(Entries with figure data)
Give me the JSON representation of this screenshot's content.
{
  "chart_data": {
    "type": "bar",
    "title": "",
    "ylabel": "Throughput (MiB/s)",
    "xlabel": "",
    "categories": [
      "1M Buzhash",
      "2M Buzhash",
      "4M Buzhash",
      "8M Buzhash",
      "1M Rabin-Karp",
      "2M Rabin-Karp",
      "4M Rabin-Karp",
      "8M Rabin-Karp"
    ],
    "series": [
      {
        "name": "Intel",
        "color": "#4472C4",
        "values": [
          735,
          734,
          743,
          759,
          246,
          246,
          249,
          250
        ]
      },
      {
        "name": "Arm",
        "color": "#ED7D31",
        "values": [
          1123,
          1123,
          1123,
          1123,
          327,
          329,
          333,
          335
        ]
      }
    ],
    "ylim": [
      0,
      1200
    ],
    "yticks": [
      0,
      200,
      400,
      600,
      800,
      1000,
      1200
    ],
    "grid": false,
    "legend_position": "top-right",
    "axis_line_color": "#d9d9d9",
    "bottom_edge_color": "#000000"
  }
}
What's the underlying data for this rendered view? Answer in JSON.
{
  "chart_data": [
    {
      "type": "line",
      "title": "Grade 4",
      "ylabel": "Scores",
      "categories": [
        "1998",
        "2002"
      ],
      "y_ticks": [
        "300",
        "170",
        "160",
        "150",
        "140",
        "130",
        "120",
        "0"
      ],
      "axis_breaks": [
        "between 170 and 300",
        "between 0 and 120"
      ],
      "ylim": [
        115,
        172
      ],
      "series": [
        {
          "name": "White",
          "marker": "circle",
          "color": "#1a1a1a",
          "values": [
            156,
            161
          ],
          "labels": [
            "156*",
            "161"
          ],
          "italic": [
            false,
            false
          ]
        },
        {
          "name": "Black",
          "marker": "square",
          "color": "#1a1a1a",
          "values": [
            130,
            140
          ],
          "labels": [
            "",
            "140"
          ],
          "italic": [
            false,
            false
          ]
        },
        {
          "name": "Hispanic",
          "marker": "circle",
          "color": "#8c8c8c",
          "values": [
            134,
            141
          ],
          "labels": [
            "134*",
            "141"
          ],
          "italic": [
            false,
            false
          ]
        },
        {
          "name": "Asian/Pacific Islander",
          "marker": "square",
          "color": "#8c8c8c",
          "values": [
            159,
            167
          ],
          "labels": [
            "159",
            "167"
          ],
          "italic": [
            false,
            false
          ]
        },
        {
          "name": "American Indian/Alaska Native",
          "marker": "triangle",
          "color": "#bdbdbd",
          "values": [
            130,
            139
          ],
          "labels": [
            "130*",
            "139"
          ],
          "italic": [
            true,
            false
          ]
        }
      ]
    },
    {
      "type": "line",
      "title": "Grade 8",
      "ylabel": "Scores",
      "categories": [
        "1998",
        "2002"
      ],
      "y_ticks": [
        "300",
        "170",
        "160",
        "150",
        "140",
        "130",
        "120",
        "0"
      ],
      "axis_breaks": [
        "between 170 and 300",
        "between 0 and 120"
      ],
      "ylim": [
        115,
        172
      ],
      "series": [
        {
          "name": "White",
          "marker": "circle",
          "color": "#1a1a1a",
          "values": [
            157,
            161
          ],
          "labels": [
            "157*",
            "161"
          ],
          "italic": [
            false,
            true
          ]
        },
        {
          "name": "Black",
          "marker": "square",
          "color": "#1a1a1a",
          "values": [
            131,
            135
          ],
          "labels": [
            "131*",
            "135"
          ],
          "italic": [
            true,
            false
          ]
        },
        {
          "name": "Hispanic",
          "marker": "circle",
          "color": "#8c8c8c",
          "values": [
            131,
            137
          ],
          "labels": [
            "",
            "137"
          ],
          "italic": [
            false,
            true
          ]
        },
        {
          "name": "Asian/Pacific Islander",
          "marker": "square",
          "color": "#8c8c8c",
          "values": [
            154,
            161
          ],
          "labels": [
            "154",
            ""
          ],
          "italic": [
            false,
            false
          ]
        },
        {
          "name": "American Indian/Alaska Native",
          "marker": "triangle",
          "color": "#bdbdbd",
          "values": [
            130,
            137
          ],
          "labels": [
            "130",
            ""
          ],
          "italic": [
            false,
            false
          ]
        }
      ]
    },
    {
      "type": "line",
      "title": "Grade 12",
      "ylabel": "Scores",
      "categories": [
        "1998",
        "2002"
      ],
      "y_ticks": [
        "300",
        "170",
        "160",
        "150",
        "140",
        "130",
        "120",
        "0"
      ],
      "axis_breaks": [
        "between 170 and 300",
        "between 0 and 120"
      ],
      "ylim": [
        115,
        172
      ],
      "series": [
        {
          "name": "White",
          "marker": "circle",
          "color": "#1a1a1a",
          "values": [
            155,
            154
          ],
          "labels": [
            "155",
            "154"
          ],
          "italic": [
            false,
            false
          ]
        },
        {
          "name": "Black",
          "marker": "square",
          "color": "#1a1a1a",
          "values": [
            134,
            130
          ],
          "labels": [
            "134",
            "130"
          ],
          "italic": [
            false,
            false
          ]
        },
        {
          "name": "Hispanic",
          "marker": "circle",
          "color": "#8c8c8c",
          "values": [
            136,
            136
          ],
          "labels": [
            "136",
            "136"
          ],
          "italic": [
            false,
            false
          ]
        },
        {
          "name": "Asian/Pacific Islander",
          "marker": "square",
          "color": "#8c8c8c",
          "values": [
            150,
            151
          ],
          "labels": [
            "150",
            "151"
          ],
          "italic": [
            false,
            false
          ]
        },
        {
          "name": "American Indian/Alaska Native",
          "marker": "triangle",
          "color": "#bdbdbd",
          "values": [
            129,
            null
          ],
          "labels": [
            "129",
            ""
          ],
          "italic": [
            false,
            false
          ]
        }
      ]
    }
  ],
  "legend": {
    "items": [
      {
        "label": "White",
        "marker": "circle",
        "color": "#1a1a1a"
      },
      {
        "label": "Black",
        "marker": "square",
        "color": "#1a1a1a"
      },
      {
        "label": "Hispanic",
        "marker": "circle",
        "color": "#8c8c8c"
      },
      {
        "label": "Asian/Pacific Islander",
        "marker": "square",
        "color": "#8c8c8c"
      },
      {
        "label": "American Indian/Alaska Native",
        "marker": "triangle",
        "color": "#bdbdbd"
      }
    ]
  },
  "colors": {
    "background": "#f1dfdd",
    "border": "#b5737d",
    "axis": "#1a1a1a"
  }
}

* **Instructions for the task**
Write all of the records out again exactly.

* **Response to the task**
Give me the JSON representation of this screenshot's content.
{
  "chart_data": {
    "type": "bar",
    "title": "",
    "ylabel": "Throughput (MiB/s)",
    "xlabel": "",
    "categories": [
      "1M Buzhash",
      "2M Buzhash",
      "4M Buzhash",
      "8M Buzhash",
      "1M Rabin-Karp",
      "2M Rabin-Karp",
      "4M Rabin-Karp",
      "8M Rabin-Karp"
    ],
    "series": [
      {
        "name": "Intel",
        "color": "#4472C4",
        "values": [
          735,
          734,
          743,
          759,
          246,
          246,
          249,
          250
        ]
      },
      {
        "name": "Arm",
        "color": "#ED7D31",
        "values": [
          1123,
          1123,
          1123,
          1123,
          327,
          329,
          333,
          335
        ]
      }
    ],
    "ylim": [
      0,
      1200
    ],
    "yticks": [
      0,
      200,
      400,
      600,
      800,
      1000,
      1200
    ],
    "grid": false,
    "legend_position": "top-right",
    "axis_line_color": "#d9d9d9",
    "bottom_edge_color": "#000000"
  }
}
What's the underlying data for this rendered view? Answer in JSON.
{
  "chart_data": [
    {
      "type": "line",
      "title": "Grade 4",
      "ylabel": "Scores",
      "categories": [
        "1998",
        "2002"
      ],
      "y_ticks": [
        "300",
        "170",
        "160",
        "150",
        "140",
        "130",
        "120",
        "0"
      ],
      "axis_breaks": [
        "between 170 and 300",
        "between 0 and 120"
      ],
      "ylim": [
        115,
        172
      ],
      "series": [
        {
          "name": "White",
          "marker": "circle",
          "color": "#1a1a1a",
          "values": [
            156,
            161
          ],
          "labels": [
            "156*",
            "161"
          ],
          "italic": [
            false,
            false
          ]
        },
        {
          "name": "Black",
          "marker": "square",
          "color": "#1a1a1a",
          "values": [
            130,
            140
          ],
          "labels": [
            "",
            "140"
          ],
          "italic": [
            false,
            false
          ]
        },
        {
          "name": "Hispanic",
          "marker": "circle",
          "color": "#8c8c8c",
          "values": [
            134,
            141
          ],
          "labels": [
            "134*",
            "141"
          ],
          "italic": [
            false,
            false
          ]
        },
        {
          "name": "Asian/Pacific Islander",
          "marker": "square",
          "color": "#8c8c8c",
          "values": [
            159,
            167
          ],
          "labels": [
            "159",
            "167"
          ],
          "italic": [
            false,
            false
          ]
        },
        {
          "name": "American Indian/Alaska Native",
          "marker": "triangle",
          "color": "#bdbdbd",
          "values": [
            130,
            139
          ],
          "labels": [
            "130*",
            "139"
          ],
          "italic": [
            true,
            false
          ]
        }
      ]
    },
    {
      "type": "line",
      "title": "Grade 8",
      "ylabel": "Scores",
      "categories": [
        "1998",
        "2002"
      ],
      "y_ticks": [
        "300",
        "170",
        "160",
        "150",
        "140",
        "130",
        "120",
        "0"
      ],
      "axis_breaks": [
        "between 170 and 300",
        "between 0 and 120"
      ],
      "ylim": [
        115,
        172
      ],
      "series": [
        {
          "name": "White",
          "marker": "circle",
          "color": "#1a1a1a",
          "values": [
            157,
            161
          ],
          "labels": [
            "157*",
            "161"
          ],
          "italic": [
            false,
            true
          ]
        },
        {
          "name": "Black",
          "marker": "square",
          "color": "#1a1a1a",
          "values": [
            131,
            135
          ],
          "labels": [
            "131*",
            "135"
          ],
          "italic": [
            true,
            false
          ]
        },
        {
          "name": "Hispanic",
          "marker": "circle",
          "color": "#8c8c8c",
          "values": [
            131,
            137
          ],
          "labels": [
            "",
            "137"
          ],
          "italic": [
            false,
            true
          ]
        },
        {
          "name": "Asian/Pacific Islander",
          "marker": "square",
          "color": "#8c8c8c",
          "values": [
            154,
            161
          ],
          "labels": [
            "154",
            ""
          ],
          "italic": [
            false,
            false
          ]
        },
        {
          "name": "American Indian/Alaska Native",
          "marker": "triangle",
          "color": "#bdbdbd",
          "values": [
            130,
            137
          ],
          "labels": [
            "130",
            ""
          ],
          "italic": [
            false,
            false
          ]
        }
      ]
    },
    {
      "type": "line",
      "title": "Grade 12",
      "ylabel": "Scores",
      "categories": [
        "1998",
        "2002"
      ],
      "y_ticks": [
        "300",
        "170",
        "160",
        "150",
        "140",
        "130",
        "120",
        "0"
      ],
      "axis_breaks": [
        "between 170 and 300",
        "between 0 and 120"
      ],
      "ylim": [
        115,
        172
      ],
      "series": [
        {
          "name": "White",
          "marker": "circle",
          "color": "#1a1a1a",
          "values": [
            155,
            154
          ],
          "labels": [
            "155",
            "154"
          ],
          "italic": [
            false,
            false
          ]
        },
        {
          "name": "Black",
          "marker": "square",
          "color": "#1a1a1a",
          "values": [
            134,
            130
          ],
          "labels": [
            "134",
            "130"
          ],
          "italic": [
            false,
            false
          ]
        },
        {
          "name": "Hispanic",
          "marker": "circle",
          "color": "#8c8c8c",
          "values": [
            136,
            136
          ],
          "labels": [
            "136",
            "136"
          ],
          "italic": [
            false,
            false
          ]
        },
        {
          "name": "Asian/Pacific Islander",
          "marker": "square",
          "color": "#8c8c8c",
          "values": [
            150,
            151
          ],
          "labels": [
            "150",
            "151"
          ],
          "italic": [
            false,
            false
          ]
        },
        {
          "name": "American Indian/Alaska Native",
          "marker": "triangle",
          "color": "#bdbdbd",
          "values": [
            129,
            null
          ],
          "labels": [
            "129",
            ""
          ],
          "italic": [
            false,
            false
          ]
        }
      ]
    }
  ],
  "legend": {
    "items": [
      {
        "label": "White",
        "marker": "circle",
        "color": "#1a1a1a"
      },
      {
        "label": "Black",
        "marker": "square",
        "color": "#1a1a1a"
      },
      {
        "label": "Hispanic",
        "marker": "circle",
        "color": "#8c8c8c"
      },
      {
        "label": "Asian/Pacific Islander",
        "marker": "square",
        "color": "#8c8c8c"
      },
      {
        "label": "American Indian/Alaska Native",
        "marker": "triangle",
        "color": "#bdbdbd"
      }
    ]
  },
  "colors": {
    "background": "#f1dfdd",
    "border": "#b5737d",
    "axis": "#1a1a1a"
  }
}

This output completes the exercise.